> _DATA RECORDS_
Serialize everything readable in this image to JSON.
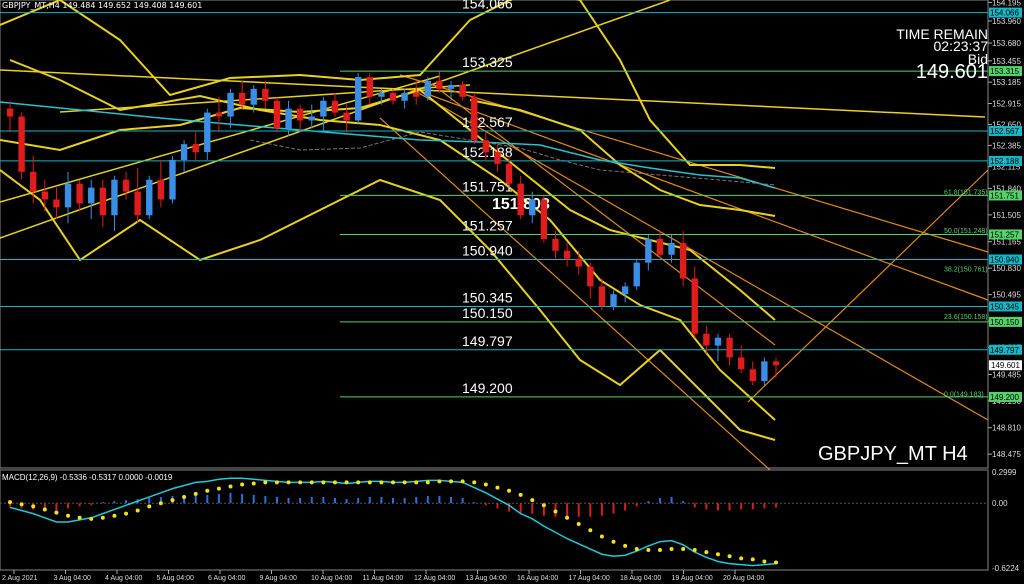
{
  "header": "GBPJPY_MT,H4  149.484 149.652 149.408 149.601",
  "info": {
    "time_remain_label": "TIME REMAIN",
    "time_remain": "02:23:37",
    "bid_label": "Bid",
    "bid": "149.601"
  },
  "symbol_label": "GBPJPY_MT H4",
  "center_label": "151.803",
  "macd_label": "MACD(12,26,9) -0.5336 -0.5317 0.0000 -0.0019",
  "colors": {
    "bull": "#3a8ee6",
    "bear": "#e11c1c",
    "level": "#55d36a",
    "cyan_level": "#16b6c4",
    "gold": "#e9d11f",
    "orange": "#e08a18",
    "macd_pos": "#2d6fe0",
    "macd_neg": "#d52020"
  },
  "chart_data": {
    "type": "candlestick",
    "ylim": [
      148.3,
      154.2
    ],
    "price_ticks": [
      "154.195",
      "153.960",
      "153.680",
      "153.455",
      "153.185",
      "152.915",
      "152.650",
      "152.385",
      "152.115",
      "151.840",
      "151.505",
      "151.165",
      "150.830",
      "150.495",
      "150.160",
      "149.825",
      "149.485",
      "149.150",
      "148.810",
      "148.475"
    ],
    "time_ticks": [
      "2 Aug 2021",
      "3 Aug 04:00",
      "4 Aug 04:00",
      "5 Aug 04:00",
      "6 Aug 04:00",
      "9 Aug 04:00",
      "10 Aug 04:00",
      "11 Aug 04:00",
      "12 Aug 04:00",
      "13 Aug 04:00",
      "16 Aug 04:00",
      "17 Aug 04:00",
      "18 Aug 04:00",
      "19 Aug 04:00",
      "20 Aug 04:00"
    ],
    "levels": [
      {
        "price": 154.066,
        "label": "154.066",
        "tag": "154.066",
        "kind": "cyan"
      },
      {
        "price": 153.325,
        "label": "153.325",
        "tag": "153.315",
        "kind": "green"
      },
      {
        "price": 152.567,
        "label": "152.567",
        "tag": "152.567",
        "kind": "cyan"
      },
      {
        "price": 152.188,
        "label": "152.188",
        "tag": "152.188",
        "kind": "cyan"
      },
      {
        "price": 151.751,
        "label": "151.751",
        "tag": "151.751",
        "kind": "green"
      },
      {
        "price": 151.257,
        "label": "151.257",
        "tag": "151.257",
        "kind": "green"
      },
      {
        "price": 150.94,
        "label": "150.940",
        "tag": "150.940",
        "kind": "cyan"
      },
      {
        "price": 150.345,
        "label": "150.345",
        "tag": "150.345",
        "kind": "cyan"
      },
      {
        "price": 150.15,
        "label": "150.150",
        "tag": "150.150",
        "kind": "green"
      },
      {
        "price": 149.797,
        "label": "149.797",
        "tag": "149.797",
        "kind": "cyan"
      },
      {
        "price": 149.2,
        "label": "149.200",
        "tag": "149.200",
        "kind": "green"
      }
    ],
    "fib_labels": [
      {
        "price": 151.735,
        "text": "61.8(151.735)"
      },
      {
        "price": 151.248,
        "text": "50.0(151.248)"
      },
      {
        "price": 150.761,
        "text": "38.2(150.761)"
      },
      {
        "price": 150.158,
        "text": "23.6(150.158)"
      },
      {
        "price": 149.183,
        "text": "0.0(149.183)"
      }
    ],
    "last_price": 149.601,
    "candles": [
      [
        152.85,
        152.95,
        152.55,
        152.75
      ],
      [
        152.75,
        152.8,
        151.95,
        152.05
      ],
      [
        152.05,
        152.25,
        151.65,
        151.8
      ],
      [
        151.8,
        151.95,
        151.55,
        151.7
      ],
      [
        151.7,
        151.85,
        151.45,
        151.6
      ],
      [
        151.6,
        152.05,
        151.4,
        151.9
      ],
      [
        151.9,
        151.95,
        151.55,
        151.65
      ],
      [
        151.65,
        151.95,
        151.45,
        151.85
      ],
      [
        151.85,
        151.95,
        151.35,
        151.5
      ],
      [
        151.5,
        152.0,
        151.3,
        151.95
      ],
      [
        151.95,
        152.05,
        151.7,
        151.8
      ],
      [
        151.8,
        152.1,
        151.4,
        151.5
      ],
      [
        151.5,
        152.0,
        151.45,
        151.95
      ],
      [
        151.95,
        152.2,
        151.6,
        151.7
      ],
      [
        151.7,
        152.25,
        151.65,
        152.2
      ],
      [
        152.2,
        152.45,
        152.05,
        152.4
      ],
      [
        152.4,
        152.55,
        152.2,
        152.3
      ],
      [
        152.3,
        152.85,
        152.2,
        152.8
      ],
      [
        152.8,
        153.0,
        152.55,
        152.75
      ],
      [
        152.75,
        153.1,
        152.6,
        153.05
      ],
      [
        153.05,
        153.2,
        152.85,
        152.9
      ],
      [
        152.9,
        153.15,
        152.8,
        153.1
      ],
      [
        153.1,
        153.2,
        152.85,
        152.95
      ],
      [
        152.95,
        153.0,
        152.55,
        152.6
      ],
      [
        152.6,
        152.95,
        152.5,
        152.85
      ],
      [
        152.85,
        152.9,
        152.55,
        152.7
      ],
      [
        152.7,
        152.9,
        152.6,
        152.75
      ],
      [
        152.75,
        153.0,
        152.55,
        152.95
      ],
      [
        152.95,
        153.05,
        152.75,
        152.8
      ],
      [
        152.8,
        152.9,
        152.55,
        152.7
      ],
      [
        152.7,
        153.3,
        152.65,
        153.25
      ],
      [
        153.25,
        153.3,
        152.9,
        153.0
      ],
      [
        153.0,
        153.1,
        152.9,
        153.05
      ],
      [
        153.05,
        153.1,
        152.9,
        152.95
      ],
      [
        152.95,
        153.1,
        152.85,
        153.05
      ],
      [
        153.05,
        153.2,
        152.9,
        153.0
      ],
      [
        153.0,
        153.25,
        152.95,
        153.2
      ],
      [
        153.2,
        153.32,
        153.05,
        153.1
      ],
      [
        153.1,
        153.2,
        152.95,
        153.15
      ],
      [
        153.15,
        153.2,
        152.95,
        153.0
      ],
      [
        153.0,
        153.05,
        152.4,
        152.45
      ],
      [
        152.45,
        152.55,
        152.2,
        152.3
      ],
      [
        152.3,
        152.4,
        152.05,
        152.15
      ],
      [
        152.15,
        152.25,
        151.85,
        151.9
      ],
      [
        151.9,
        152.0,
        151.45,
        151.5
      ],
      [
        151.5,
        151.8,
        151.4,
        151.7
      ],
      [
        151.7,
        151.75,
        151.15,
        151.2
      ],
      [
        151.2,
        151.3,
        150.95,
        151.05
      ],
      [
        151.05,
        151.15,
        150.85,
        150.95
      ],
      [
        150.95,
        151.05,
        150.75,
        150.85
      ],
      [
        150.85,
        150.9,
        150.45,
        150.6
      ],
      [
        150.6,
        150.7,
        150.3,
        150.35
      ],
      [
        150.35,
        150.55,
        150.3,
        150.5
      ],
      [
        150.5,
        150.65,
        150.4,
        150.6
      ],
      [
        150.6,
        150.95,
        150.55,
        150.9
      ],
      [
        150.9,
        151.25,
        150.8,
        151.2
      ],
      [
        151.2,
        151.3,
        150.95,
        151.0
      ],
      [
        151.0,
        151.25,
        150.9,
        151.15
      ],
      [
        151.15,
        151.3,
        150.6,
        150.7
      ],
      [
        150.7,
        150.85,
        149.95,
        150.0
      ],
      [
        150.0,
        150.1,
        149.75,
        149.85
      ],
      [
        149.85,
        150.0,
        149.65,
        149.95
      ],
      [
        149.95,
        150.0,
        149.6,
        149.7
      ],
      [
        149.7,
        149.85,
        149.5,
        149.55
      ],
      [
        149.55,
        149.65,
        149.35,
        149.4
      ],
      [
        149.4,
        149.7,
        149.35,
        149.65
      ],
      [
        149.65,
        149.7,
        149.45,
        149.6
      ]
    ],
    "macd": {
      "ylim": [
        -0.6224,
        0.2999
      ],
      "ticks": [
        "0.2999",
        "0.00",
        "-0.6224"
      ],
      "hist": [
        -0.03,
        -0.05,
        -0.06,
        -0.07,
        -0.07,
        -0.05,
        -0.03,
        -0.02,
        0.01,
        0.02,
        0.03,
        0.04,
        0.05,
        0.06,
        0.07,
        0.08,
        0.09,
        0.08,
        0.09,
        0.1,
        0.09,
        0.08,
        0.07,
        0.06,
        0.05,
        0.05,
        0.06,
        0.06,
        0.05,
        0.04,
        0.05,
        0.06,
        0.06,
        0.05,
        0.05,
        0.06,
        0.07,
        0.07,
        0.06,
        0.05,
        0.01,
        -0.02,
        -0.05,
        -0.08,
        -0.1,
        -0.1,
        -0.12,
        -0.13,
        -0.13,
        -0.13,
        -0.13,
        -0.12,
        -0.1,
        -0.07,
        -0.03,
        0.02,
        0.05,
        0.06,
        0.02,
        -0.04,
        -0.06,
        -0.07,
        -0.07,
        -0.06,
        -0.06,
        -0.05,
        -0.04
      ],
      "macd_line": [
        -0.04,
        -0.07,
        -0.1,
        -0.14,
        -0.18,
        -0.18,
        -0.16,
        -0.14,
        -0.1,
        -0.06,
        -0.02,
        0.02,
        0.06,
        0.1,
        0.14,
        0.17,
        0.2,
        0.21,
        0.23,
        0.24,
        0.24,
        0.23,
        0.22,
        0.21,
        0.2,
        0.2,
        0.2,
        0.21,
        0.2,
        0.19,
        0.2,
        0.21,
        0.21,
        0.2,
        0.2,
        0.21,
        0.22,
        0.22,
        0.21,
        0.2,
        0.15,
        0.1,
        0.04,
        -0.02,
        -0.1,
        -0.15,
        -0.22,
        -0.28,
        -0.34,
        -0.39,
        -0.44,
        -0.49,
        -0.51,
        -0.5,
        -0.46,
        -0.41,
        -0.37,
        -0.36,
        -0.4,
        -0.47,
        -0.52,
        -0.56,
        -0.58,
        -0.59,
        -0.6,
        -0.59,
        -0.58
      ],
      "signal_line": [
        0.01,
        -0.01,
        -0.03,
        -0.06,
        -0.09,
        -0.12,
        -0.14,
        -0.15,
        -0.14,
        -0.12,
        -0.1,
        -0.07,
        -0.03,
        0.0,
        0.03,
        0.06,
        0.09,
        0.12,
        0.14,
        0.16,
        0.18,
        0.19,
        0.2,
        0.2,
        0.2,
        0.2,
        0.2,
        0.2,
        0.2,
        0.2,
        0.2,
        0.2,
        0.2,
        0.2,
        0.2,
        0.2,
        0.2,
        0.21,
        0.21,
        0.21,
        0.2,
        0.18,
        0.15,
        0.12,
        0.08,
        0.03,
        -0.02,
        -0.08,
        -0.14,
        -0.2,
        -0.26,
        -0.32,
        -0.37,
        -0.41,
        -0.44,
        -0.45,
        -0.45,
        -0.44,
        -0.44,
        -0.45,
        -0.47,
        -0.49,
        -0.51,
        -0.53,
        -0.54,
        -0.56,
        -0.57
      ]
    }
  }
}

> _AIM_
What is the number of lines in the data that hold the string "text"? Answer with the number only.

> _TASK ANSWER_
5